WORK REQUIRED: Copy out every line exactly, passing over the pictures.
____________________
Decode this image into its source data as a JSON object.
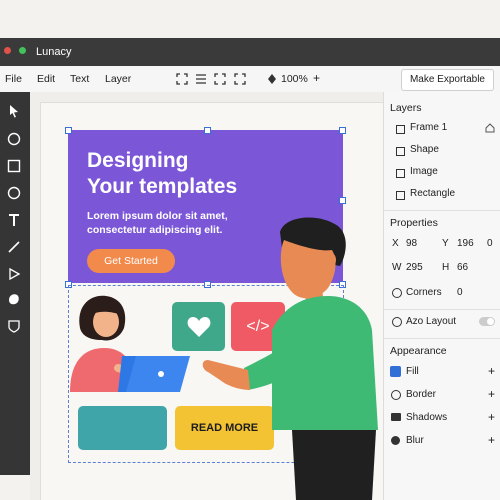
{
  "app": {
    "title": "Lunacy"
  },
  "menubar": {
    "items": [
      "File",
      "Edit",
      "Text",
      "Layer"
    ],
    "zoom": "100%",
    "zoom_plus": "+",
    "export_button": "Make Exportable"
  },
  "toolbar": {
    "tools": [
      "pointer-icon",
      "circle-icon",
      "square-icon",
      "circle-icon",
      "text-icon",
      "line-icon",
      "play-icon",
      "blob-icon",
      "shield-icon"
    ]
  },
  "canvas": {
    "headline_line1": "Designing",
    "headline_line2": "Your templates",
    "lorem_line1": "Lorem ipsum dolor sit amet,",
    "lorem_line2": "consectetur adipiscing elit.",
    "cta": "Get Started",
    "code_tile": "</>",
    "read_more": "READ MORE"
  },
  "layers": {
    "title": "Layers",
    "items": [
      "Frame 1",
      "Shape",
      "Image",
      "Rectangle"
    ]
  },
  "properties": {
    "title": "Properties",
    "x_label": "X",
    "x_value": "98",
    "y_label": "Y",
    "y_value": "196",
    "rotation": "0",
    "w_label": "W",
    "w_value": "295",
    "h_label": "H",
    "h_value": "66",
    "corners_label": "Corners",
    "corners_value": "0",
    "auto_layout": "Azo Layout"
  },
  "appearance": {
    "title": "Appearance",
    "items": [
      "Fill",
      "Border",
      "Shadows",
      "Blur"
    ],
    "add": "+"
  },
  "colors": {
    "banner": "#7b57d8",
    "cta": "#f28a4c",
    "fill_swatch": "#2f6fd6"
  }
}
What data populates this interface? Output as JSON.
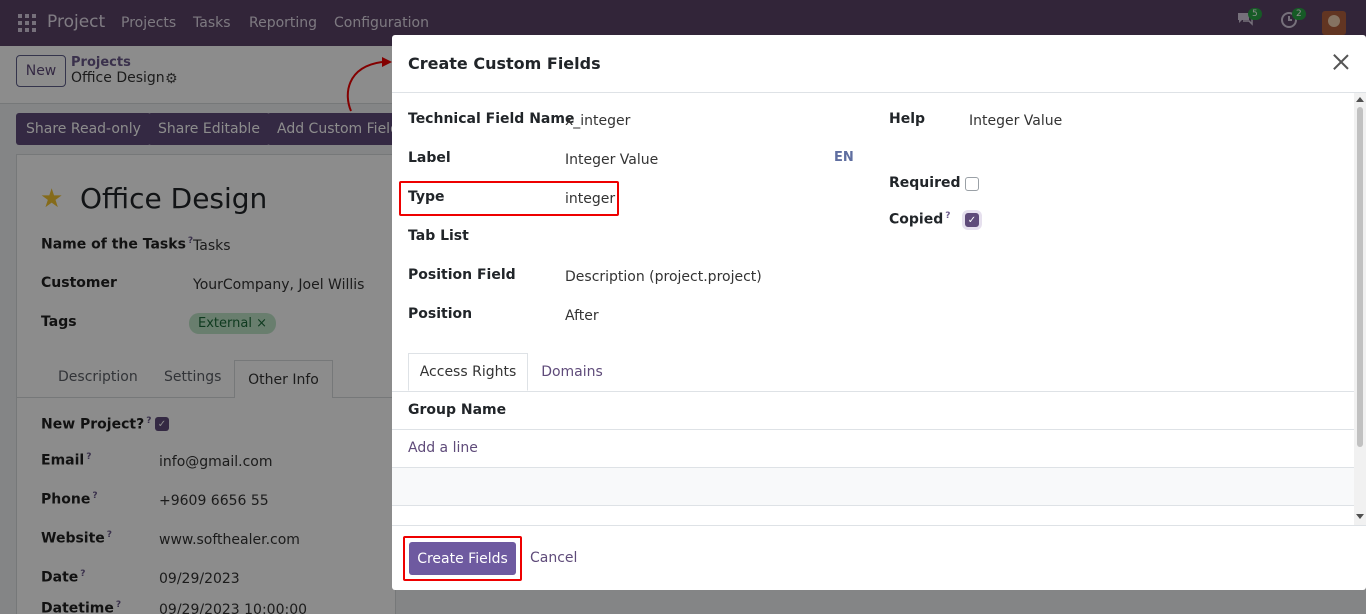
{
  "navbar": {
    "brand": "Project",
    "items": [
      "Projects",
      "Tasks",
      "Reporting",
      "Configuration"
    ],
    "messages_count": "5",
    "activities_count": "2"
  },
  "control": {
    "new_label": "New",
    "breadcrumb_parent": "Projects",
    "breadcrumb_current": "Office Design"
  },
  "actions": {
    "share_readonly": "Share Read-only",
    "share_editable": "Share Editable",
    "add_custom_field": "Add Custom Field"
  },
  "record": {
    "title": "Office Design",
    "fields": [
      {
        "label": "Name of the Tasks",
        "value": "Tasks"
      },
      {
        "label": "Customer",
        "value": "YourCompany, Joel Willis"
      },
      {
        "label": "Tags",
        "value": "External"
      }
    ],
    "tag_remove": "×",
    "tabs": [
      "Description",
      "Settings",
      "Other Info"
    ],
    "other_info": [
      {
        "label": "New Project?",
        "value": ""
      },
      {
        "label": "Email",
        "value": "info@gmail.com"
      },
      {
        "label": "Phone",
        "value": "+9609 6656 55"
      },
      {
        "label": "Website",
        "value": "www.softhealer.com"
      },
      {
        "label": "Date",
        "value": "09/29/2023"
      },
      {
        "label": "Datetime",
        "value": "09/29/2023 10:00:00"
      }
    ]
  },
  "modal": {
    "title": "Create Custom Fields",
    "technical_field_name_label": "Technical Field Name",
    "technical_field_name_value": "x_integer",
    "label_label": "Label",
    "label_value": "Integer Value",
    "lang": "EN",
    "type_label": "Type",
    "type_value": "integer",
    "tab_list_label": "Tab List",
    "position_field_label": "Position Field",
    "position_field_value": "Description (project.project)",
    "position_label": "Position",
    "position_value": "After",
    "help_label": "Help",
    "help_value": "Integer Value",
    "required_label": "Required",
    "required_checked": false,
    "copied_label": "Copied",
    "copied_checked": true,
    "tabs": [
      "Access Rights",
      "Domains"
    ],
    "grid_header": "Group Name",
    "add_line": "Add a line",
    "create_button": "Create Fields",
    "cancel_button": "Cancel"
  },
  "colors": {
    "navbar": "#5b4468",
    "primary": "#6e5aa0",
    "highlight": "#ee0000"
  }
}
____________________
EXPECTED OUTPUT:
Decode this image into its source data as a JSON object.
{
  "app": {
    "title": "Lunacy"
  },
  "menubar": {
    "items": [
      "File",
      "Edit",
      "Text",
      "Layer"
    ],
    "zoom": "100%",
    "zoom_plus": "+",
    "export_button": "Make Exportable"
  },
  "toolbar": {
    "tools": [
      "pointer-icon",
      "circle-icon",
      "square-icon",
      "circle-icon",
      "text-icon",
      "line-icon",
      "play-icon",
      "blob-icon",
      "shield-icon"
    ]
  },
  "canvas": {
    "headline_line1": "Designing",
    "headline_line2": "Your templates",
    "lorem_line1": "Lorem ipsum dolor sit amet,",
    "lorem_line2": "consectetur adipiscing elit.",
    "cta": "Get Started",
    "code_tile": "</>",
    "read_more": "READ MORE"
  },
  "layers": {
    "title": "Layers",
    "items": [
      "Frame 1",
      "Shape",
      "Image",
      "Rectangle"
    ]
  },
  "properties": {
    "title": "Properties",
    "x_label": "X",
    "x_value": "98",
    "y_label": "Y",
    "y_value": "196",
    "rotation": "0",
    "w_label": "W",
    "w_value": "295",
    "h_label": "H",
    "h_value": "66",
    "corners_label": "Corners",
    "corners_value": "0",
    "auto_layout": "Azo Layout"
  },
  "appearance": {
    "title": "Appearance",
    "items": [
      "Fill",
      "Border",
      "Shadows",
      "Blur"
    ],
    "add": "+"
  },
  "colors": {
    "banner": "#7b57d8",
    "cta": "#f28a4c",
    "fill_swatch": "#2f6fd6"
  }
}
What data populates this interface? Output as JSON.
{
  "navbar": {
    "brand": "Project",
    "items": [
      "Projects",
      "Tasks",
      "Reporting",
      "Configuration"
    ],
    "messages_count": "5",
    "activities_count": "2"
  },
  "control": {
    "new_label": "New",
    "breadcrumb_parent": "Projects",
    "breadcrumb_current": "Office Design"
  },
  "actions": {
    "share_readonly": "Share Read-only",
    "share_editable": "Share Editable",
    "add_custom_field": "Add Custom Field"
  },
  "record": {
    "title": "Office Design",
    "fields": [
      {
        "label": "Name of the Tasks",
        "value": "Tasks"
      },
      {
        "label": "Customer",
        "value": "YourCompany, Joel Willis"
      },
      {
        "label": "Tags",
        "value": "External"
      }
    ],
    "tag_remove": "×",
    "tabs": [
      "Description",
      "Settings",
      "Other Info"
    ],
    "other_info": [
      {
        "label": "New Project?",
        "value": ""
      },
      {
        "label": "Email",
        "value": "info@gmail.com"
      },
      {
        "label": "Phone",
        "value": "+9609 6656 55"
      },
      {
        "label": "Website",
        "value": "www.softhealer.com"
      },
      {
        "label": "Date",
        "value": "09/29/2023"
      },
      {
        "label": "Datetime",
        "value": "09/29/2023 10:00:00"
      }
    ]
  },
  "modal": {
    "title": "Create Custom Fields",
    "technical_field_name_label": "Technical Field Name",
    "technical_field_name_value": "x_integer",
    "label_label": "Label",
    "label_value": "Integer Value",
    "lang": "EN",
    "type_label": "Type",
    "type_value": "integer",
    "tab_list_label": "Tab List",
    "position_field_label": "Position Field",
    "position_field_value": "Description (project.project)",
    "position_label": "Position",
    "position_value": "After",
    "help_label": "Help",
    "help_value": "Integer Value",
    "required_label": "Required",
    "required_checked": false,
    "copied_label": "Copied",
    "copied_checked": true,
    "tabs": [
      "Access Rights",
      "Domains"
    ],
    "grid_header": "Group Name",
    "add_line": "Add a line",
    "create_button": "Create Fields",
    "cancel_button": "Cancel"
  },
  "colors": {
    "navbar": "#5b4468",
    "primary": "#6e5aa0",
    "highlight": "#ee0000"
  }
}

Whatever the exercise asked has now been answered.